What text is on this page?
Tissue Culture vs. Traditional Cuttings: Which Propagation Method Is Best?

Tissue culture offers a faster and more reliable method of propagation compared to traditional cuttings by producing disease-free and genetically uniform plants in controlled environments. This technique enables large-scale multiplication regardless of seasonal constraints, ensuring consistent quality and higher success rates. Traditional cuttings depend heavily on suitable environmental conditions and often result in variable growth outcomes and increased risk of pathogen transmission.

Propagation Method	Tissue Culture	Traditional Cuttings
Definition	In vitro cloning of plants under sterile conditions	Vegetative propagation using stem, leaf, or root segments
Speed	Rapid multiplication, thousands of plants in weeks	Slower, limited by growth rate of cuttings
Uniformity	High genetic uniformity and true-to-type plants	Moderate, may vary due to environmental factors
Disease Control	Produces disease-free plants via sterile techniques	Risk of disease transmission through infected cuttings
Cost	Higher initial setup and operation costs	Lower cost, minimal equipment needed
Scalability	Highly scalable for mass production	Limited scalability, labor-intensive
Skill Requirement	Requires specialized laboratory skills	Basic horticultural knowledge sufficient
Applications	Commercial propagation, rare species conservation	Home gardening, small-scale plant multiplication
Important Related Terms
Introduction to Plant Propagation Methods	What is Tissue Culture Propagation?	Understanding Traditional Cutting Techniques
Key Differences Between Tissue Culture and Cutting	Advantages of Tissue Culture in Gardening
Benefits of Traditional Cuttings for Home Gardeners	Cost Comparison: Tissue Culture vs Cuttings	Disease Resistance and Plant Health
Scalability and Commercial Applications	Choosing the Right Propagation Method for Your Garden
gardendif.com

▶ Work instruction
Please report, as a bare number, how many lines of the data contain the word "free".

▶ Exercise response
2